**Task:**
Below are records to transcribe exactly, without their pictures.

[start Record list]

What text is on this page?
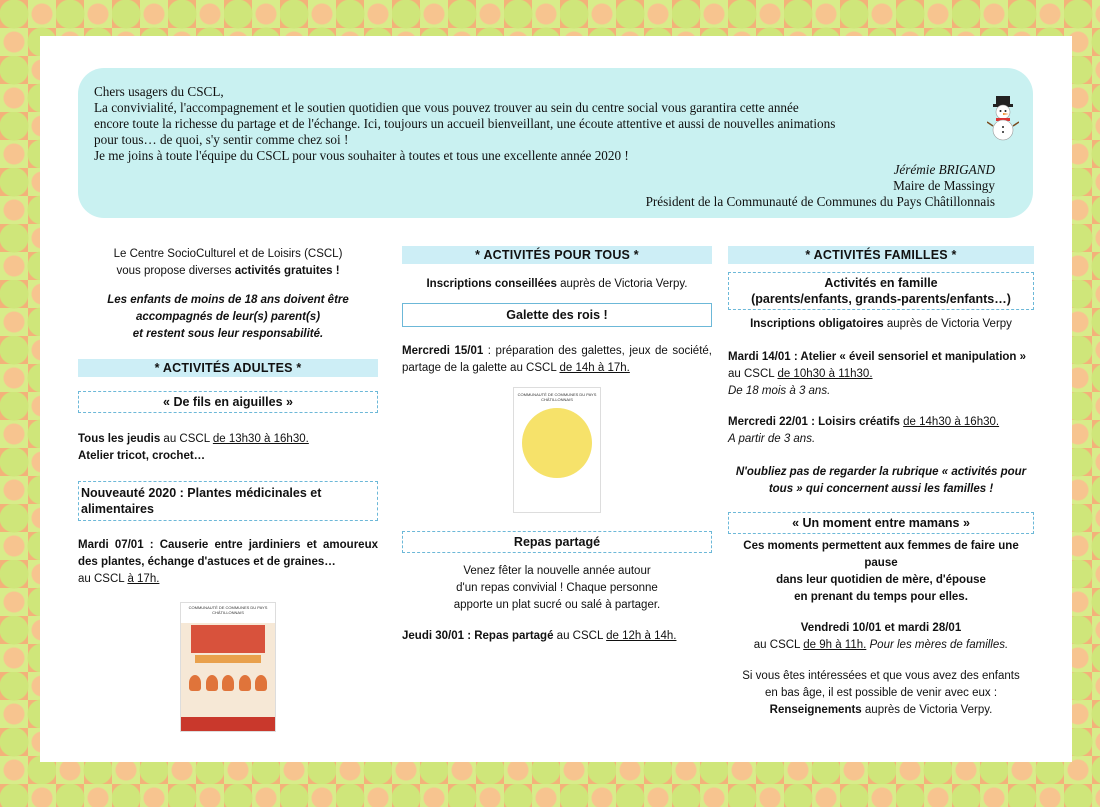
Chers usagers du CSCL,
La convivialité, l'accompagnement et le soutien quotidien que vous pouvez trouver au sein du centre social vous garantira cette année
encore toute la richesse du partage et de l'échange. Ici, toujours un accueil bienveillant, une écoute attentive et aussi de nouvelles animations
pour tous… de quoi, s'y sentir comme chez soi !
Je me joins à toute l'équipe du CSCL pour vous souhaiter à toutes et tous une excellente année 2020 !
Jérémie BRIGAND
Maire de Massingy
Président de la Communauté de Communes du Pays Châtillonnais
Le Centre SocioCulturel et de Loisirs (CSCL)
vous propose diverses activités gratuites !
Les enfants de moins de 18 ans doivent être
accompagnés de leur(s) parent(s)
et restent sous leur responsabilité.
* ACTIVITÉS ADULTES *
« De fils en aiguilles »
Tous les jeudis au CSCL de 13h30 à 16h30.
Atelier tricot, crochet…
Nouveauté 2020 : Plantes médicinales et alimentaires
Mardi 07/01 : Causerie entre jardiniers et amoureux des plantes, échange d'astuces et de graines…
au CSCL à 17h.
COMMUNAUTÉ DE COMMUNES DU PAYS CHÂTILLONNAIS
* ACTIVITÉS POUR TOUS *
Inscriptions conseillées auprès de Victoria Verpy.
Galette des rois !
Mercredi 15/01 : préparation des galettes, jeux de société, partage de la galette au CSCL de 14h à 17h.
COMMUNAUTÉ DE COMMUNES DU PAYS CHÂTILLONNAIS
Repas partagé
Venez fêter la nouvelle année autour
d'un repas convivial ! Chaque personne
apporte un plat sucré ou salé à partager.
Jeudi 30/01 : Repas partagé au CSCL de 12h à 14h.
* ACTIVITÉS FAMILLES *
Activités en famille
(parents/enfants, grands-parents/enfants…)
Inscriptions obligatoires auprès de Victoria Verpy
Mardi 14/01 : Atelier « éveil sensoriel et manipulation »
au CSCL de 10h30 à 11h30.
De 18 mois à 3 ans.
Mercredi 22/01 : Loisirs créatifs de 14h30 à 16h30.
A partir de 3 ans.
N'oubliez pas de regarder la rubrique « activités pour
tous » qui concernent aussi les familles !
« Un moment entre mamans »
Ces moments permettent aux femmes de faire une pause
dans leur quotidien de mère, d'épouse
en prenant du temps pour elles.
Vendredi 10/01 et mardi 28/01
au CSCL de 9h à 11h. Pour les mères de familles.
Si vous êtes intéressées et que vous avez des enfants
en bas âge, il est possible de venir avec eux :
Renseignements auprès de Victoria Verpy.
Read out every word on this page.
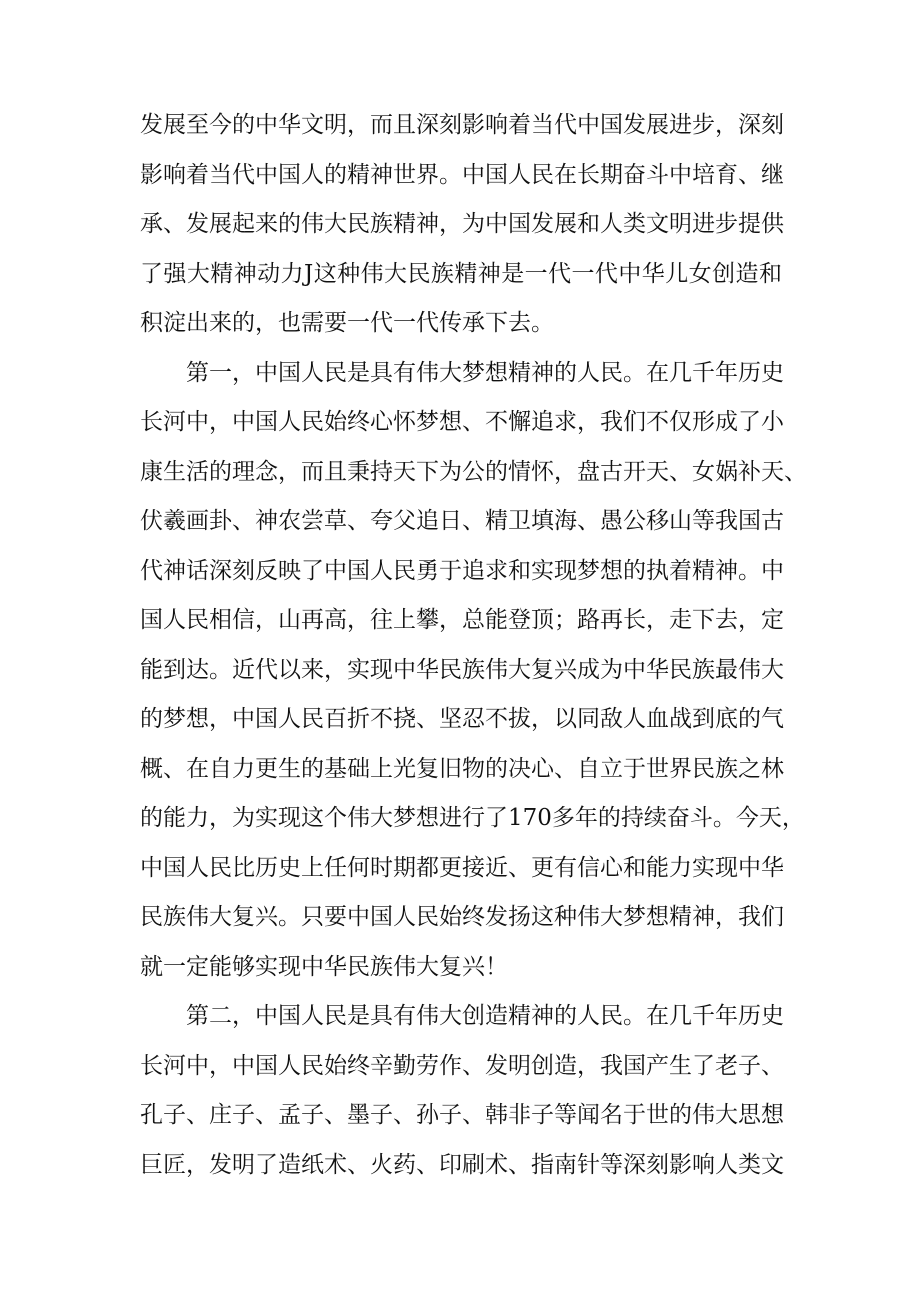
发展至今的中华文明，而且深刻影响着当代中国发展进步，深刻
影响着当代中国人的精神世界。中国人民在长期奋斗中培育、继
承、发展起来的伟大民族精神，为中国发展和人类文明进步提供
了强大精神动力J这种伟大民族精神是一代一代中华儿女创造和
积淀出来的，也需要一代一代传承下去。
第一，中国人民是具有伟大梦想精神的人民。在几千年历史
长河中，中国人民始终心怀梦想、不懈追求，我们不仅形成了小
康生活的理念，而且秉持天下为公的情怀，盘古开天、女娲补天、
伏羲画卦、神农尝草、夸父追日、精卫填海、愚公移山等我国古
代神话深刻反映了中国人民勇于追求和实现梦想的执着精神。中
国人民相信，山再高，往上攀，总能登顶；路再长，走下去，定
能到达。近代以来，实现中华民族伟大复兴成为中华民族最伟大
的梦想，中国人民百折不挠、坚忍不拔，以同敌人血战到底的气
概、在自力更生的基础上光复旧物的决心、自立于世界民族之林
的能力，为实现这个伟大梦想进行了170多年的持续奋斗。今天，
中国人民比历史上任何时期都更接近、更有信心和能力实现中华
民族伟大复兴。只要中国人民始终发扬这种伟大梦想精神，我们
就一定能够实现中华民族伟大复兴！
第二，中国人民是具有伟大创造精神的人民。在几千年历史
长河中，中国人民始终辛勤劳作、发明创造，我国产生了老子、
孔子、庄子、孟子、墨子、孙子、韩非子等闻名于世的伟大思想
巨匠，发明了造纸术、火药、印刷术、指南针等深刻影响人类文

[end Record list]

**Completed exercise:**
What text is on this page?
Chers usagers du CSCL,
La convivialité, l'accompagnement et le soutien quotidien que vous pouvez trouver au sein du centre social vous garantira cette année
encore toute la richesse du partage et de l'échange. Ici, toujours un accueil bienveillant, une écoute attentive et aussi de nouvelles animations
pour tous… de quoi, s'y sentir comme chez soi !
Je me joins à toute l'équipe du CSCL pour vous souhaiter à toutes et tous une excellente année 2020 !
Jérémie BRIGAND
Maire de Massingy
Président de la Communauté de Communes du Pays Châtillonnais
Le Centre SocioCulturel et de Loisirs (CSCL)
vous propose diverses activités gratuites !
Les enfants de moins de 18 ans doivent être
accompagnés de leur(s) parent(s)
et restent sous leur responsabilité.
* ACTIVITÉS ADULTES *
« De fils en aiguilles »
Tous les jeudis au CSCL de 13h30 à 16h30.
Atelier tricot, crochet…
Nouveauté 2020 : Plantes médicinales et alimentaires
Mardi 07/01 : Causerie entre jardiniers et amoureux des plantes, échange d'astuces et de graines…
au CSCL à 17h.
COMMUNAUTÉ DE COMMUNES DU PAYS CHÂTILLONNAIS
* ACTIVITÉS POUR TOUS *
Inscriptions conseillées auprès de Victoria Verpy.
Galette des rois !
Mercredi 15/01 : préparation des galettes, jeux de société, partage de la galette au CSCL de 14h à 17h.
COMMUNAUTÉ DE COMMUNES DU PAYS CHÂTILLONNAIS
Repas partagé
Venez fêter la nouvelle année autour
d'un repas convivial ! Chaque personne
apporte un plat sucré ou salé à partager.
Jeudi 30/01 : Repas partagé au CSCL de 12h à 14h.
* ACTIVITÉS FAMILLES *
Activités en famille
(parents/enfants, grands-parents/enfants…)
Inscriptions obligatoires auprès de Victoria Verpy
Mardi 14/01 : Atelier « éveil sensoriel et manipulation »
au CSCL de 10h30 à 11h30.
De 18 mois à 3 ans.
Mercredi 22/01 : Loisirs créatifs de 14h30 à 16h30.
A partir de 3 ans.
N'oubliez pas de regarder la rubrique « activités pour
tous » qui concernent aussi les familles !
« Un moment entre mamans »
Ces moments permettent aux femmes de faire une pause
dans leur quotidien de mère, d'épouse
en prenant du temps pour elles.
Vendredi 10/01 et mardi 28/01
au CSCL de 9h à 11h. Pour les mères de familles.
Si vous êtes intéressées et que vous avez des enfants
en bas âge, il est possible de venir avec eux :
Renseignements auprès de Victoria Verpy.
Read out every word on this page.
发展至今的中华文明，而且深刻影响着当代中国发展进步，深刻
影响着当代中国人的精神世界。中国人民在长期奋斗中培育、继
承、发展起来的伟大民族精神，为中国发展和人类文明进步提供
了强大精神动力J这种伟大民族精神是一代一代中华儿女创造和
积淀出来的，也需要一代一代传承下去。
第一，中国人民是具有伟大梦想精神的人民。在几千年历史
长河中，中国人民始终心怀梦想、不懈追求，我们不仅形成了小
康生活的理念，而且秉持天下为公的情怀，盘古开天、女娲补天、
伏羲画卦、神农尝草、夸父追日、精卫填海、愚公移山等我国古
代神话深刻反映了中国人民勇于追求和实现梦想的执着精神。中
国人民相信，山再高，往上攀，总能登顶；路再长，走下去，定
能到达。近代以来，实现中华民族伟大复兴成为中华民族最伟大
的梦想，中国人民百折不挠、坚忍不拔，以同敌人血战到底的气
概、在自力更生的基础上光复旧物的决心、自立于世界民族之林
的能力，为实现这个伟大梦想进行了170多年的持续奋斗。今天，
中国人民比历史上任何时期都更接近、更有信心和能力实现中华
民族伟大复兴。只要中国人民始终发扬这种伟大梦想精神，我们
就一定能够实现中华民族伟大复兴！
第二，中国人民是具有伟大创造精神的人民。在几千年历史
长河中，中国人民始终辛勤劳作、发明创造，我国产生了老子、
孔子、庄子、孟子、墨子、孙子、韩非子等闻名于世的伟大思想
巨匠，发明了造纸术、火药、印刷术、指南针等深刻影响人类文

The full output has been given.